━━━ 文档摘录 ━━━

不得不说太精彩了!他辩护自己不能控制,他们看得很明白,如果交给法院那么他就会以精神病的理由被释放然后继续残杀小女孩。
    “你们是谁?你们是罪犯……你们可以改过,而我呢?我是受了诅咒的么?……”哇!太佩服了!升华呀!
     最后那个变态如愿被带入正式法庭。
    “希望你们能多关心点被害人 多关心孩子”
ps 1.最开始影片中提到了变态抓小女孩并与她们发生性关系,结尾时变态自己也说只有做那事时才会内心平静。我觉得这是符合弗洛伊的那种“一切心理变态问题与精神问题都是从小受到性的影响”也就是将所有问题的源头都归咎到“性”。以前我对这种观点不是很认同,但是从影片看却是如此。
    2.影片应该也是第一次涉及精神病杀人、犯法,很精彩。对于精神病的所以然是受法律、道德律的约束,很难讲清楚,每个人心中都有自己的道律。不能说他们是坏人也不能说他们是好人,就像片中变态杀人狂的辩护也可以振振有词于情于理得到赞同,但是受害者更是无辜也是多数,到底要怎样对待这个问题?我个人倾向于把他们关起来!

  《M就是凶手》观后感(九):没有人可以杀人,国家也不可以。

     实在很难想象这是1931年拍的电影.
   
     很棒的一部电影,小女孩们唱着杀人歌,电影开始了,前面也没做过多的铺垫,凶手直接干掉了一个女孩,虽然没有特写,恐怕在1931年这样的电影会吓坏好多人吧。
  
    随后叙述警察追捕稍显冗长,可以砍掉部分,随后发动的丐帮追捕实在有想象力,恐怕中国观众对此应该有些共鸣吧。随后在大楼里的围捕更是高潮的开始,演员彼得·洛 Peter Lorre眼睛实在是大,和牛眼睛有的一比,躲在杂物间惊恐的眼神实在惟妙惟肖,特别是当他在偷偷摸摸的开锁的时候,突然间发现门把手自己竟然自己动了,吓的他呆若木鸡,眼睛活脱脱要掉下来一样,演技之传神,让我看的真是大跌眼镜啊。要知道这是1931年的电影。就算拿到现在他也肯定是个实力派。

━━━ 提取记录 ━━━

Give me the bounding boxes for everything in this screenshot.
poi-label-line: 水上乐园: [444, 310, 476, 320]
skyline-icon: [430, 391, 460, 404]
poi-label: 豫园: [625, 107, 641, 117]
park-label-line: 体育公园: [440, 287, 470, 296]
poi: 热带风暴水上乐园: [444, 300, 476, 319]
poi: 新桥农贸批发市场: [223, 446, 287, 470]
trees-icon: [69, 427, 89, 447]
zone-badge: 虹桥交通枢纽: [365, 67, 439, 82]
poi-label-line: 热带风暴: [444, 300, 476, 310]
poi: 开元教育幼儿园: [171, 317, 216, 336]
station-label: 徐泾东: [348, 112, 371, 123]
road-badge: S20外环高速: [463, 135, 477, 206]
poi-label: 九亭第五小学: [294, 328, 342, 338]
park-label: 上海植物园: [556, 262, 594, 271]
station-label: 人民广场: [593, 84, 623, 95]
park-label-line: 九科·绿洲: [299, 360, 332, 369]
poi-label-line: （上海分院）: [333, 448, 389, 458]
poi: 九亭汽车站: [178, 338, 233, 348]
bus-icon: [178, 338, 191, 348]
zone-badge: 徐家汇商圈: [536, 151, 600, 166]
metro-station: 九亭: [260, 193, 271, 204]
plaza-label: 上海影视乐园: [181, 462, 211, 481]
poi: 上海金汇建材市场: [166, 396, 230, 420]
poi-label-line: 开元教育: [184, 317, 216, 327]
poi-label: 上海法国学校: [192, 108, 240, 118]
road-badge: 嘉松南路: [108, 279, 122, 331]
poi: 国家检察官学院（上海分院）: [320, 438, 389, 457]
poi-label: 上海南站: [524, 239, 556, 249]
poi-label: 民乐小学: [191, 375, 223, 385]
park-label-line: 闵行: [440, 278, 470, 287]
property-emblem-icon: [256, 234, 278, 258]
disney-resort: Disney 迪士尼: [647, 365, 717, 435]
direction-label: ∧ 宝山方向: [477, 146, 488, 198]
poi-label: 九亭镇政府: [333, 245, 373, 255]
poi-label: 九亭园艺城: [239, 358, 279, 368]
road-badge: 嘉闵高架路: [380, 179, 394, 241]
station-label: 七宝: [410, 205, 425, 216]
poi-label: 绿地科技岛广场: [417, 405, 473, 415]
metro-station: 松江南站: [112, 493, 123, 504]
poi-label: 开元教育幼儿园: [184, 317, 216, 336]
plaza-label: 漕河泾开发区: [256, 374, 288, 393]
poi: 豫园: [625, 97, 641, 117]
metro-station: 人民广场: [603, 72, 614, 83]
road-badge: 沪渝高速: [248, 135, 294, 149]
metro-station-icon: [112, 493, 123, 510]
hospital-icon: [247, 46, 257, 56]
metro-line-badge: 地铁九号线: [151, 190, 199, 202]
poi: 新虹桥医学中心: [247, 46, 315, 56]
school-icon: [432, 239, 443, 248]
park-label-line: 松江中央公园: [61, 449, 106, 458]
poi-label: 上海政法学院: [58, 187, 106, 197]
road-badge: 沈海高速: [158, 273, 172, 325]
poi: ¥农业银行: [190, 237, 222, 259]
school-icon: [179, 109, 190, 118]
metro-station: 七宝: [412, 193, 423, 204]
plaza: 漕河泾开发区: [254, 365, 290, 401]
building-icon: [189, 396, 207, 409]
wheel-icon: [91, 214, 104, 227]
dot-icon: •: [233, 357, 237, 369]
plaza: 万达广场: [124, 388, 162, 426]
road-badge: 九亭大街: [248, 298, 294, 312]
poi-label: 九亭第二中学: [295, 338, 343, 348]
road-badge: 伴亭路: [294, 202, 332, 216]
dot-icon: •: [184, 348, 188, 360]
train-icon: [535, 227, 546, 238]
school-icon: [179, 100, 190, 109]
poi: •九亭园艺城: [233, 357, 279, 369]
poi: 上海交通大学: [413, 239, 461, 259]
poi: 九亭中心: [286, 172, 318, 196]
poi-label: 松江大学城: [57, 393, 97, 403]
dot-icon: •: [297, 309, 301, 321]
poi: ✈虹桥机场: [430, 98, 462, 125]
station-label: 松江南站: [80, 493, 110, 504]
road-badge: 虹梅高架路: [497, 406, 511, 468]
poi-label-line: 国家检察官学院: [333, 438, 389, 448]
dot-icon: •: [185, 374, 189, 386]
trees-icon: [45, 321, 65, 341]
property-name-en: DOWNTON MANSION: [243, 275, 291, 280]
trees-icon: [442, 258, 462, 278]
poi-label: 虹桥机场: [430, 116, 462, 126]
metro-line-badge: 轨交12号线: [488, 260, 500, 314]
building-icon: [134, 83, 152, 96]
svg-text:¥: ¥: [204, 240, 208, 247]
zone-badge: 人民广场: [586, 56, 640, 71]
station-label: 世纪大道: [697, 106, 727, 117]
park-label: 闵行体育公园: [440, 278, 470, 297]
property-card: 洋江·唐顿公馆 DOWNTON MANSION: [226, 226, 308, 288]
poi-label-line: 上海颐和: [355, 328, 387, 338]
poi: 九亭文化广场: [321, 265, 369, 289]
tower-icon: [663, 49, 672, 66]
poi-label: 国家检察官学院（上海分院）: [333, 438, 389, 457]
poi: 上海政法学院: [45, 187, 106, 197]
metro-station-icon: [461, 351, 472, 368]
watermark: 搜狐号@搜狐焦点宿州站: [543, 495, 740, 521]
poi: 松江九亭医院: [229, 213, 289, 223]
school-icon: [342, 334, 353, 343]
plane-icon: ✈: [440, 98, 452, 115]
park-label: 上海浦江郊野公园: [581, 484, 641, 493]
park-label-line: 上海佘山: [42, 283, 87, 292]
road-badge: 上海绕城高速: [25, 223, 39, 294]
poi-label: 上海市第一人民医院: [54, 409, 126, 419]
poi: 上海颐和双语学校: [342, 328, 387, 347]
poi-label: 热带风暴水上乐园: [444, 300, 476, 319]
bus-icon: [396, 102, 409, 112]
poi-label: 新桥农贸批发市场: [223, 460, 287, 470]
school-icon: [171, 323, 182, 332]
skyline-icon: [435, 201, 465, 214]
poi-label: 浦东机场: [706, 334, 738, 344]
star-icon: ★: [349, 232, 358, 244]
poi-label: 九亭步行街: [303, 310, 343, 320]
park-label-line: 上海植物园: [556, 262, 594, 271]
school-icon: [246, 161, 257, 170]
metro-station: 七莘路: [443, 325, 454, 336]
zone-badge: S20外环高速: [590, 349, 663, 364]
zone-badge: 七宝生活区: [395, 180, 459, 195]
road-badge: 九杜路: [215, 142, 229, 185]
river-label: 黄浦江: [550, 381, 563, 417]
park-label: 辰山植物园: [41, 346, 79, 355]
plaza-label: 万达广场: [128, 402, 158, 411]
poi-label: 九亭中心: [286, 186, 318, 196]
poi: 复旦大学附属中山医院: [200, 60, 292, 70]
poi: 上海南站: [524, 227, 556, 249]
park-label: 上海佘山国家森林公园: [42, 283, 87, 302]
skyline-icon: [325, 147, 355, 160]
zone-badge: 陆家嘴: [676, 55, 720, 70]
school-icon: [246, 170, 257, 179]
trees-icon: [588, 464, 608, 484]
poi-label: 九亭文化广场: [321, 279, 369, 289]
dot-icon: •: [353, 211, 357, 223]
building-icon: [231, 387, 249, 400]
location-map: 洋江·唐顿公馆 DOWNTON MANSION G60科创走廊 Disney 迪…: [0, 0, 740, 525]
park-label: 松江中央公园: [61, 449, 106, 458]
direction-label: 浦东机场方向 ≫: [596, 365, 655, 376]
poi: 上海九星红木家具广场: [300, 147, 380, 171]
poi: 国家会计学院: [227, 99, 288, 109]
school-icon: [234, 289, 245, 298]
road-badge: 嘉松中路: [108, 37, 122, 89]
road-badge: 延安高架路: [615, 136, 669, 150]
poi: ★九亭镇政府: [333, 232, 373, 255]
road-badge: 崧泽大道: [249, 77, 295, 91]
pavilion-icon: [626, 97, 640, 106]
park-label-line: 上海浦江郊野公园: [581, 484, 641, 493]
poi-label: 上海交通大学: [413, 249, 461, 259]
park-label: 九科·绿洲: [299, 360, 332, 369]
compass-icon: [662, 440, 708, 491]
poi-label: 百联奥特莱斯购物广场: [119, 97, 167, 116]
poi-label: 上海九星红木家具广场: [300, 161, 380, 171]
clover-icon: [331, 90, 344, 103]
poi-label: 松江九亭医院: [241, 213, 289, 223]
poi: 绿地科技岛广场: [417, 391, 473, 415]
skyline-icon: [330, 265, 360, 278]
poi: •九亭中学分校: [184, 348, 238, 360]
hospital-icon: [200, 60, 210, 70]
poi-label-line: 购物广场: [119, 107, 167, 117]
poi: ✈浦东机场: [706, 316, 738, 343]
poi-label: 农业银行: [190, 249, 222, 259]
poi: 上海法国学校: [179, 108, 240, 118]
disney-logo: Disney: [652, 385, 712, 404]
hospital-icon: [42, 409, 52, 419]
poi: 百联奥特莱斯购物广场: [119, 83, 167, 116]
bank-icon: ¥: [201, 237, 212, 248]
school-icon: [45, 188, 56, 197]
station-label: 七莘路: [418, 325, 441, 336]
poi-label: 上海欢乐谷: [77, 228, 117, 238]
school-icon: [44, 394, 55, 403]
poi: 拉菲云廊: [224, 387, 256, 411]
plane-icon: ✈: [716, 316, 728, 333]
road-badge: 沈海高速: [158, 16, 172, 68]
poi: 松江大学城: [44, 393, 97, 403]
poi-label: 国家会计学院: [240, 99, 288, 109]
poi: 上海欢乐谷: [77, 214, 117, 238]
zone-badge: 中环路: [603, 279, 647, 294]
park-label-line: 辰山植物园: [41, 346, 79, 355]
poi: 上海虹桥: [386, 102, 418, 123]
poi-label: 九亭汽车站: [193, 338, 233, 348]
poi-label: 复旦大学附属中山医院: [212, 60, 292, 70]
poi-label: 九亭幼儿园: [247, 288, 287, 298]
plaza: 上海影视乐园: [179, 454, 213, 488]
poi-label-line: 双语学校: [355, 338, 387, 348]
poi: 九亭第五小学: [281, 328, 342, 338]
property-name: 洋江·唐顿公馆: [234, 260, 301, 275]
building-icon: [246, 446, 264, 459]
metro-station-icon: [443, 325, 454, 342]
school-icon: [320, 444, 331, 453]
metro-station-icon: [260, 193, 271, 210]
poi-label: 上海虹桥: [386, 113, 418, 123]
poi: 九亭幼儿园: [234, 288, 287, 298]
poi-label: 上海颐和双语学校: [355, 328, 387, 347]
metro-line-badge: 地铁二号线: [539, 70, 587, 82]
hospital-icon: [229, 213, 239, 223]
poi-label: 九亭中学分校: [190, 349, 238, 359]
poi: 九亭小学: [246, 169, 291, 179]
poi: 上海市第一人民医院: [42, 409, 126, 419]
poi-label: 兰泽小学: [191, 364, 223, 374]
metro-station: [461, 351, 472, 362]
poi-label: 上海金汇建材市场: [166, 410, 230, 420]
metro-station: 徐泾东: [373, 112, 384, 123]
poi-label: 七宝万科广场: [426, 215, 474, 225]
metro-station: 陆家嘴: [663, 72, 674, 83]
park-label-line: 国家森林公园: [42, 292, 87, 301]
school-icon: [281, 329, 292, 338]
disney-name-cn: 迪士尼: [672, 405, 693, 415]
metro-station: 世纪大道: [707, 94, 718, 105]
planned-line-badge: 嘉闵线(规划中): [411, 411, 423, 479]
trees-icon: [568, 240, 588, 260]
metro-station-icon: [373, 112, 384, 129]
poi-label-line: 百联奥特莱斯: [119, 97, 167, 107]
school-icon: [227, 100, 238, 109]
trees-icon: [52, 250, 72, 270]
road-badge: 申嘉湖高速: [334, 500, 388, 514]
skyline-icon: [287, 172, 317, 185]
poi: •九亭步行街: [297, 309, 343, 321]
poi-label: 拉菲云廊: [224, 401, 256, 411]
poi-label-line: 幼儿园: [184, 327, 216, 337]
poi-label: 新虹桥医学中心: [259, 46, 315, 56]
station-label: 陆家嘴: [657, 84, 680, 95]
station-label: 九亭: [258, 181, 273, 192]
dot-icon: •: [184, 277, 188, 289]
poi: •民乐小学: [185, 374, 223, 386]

━━━

» 任务说明
接着写《M就是凶手》观后感，从最后一句之后续起。 以上记录取自另一来源。

» 作答区
    
    最后公开批斗完全是彼得·洛 Peter Lorre一个人在秀。演技同样精彩绝伦。比起现在这个随便拉个歌星当影星或随便揪个花瓶当影帝的时代要强千百倍,要知道这是1931年的电影啊!没有特技,没有特效,没有现在的后期剪辑。完全就演员+剧本撑起来的,这应该就是一部电影最本质的东西吧。
    
    最后让我大跌眼镜的就是,1931年的德国是如此先进,办公大楼,伸缩钢铁门,电钻,公共电话,与警局相连的报警系统,可爱的小人气球,送货上门的报纸杂志员,玩具店,背个背包上学的小孩,就是缺少个手机和电脑,其他什么都有了,感觉这应该是当代社会东西啊。
    看来中国人做的还是对的啊,放学一律有家长接送,哈哈!!!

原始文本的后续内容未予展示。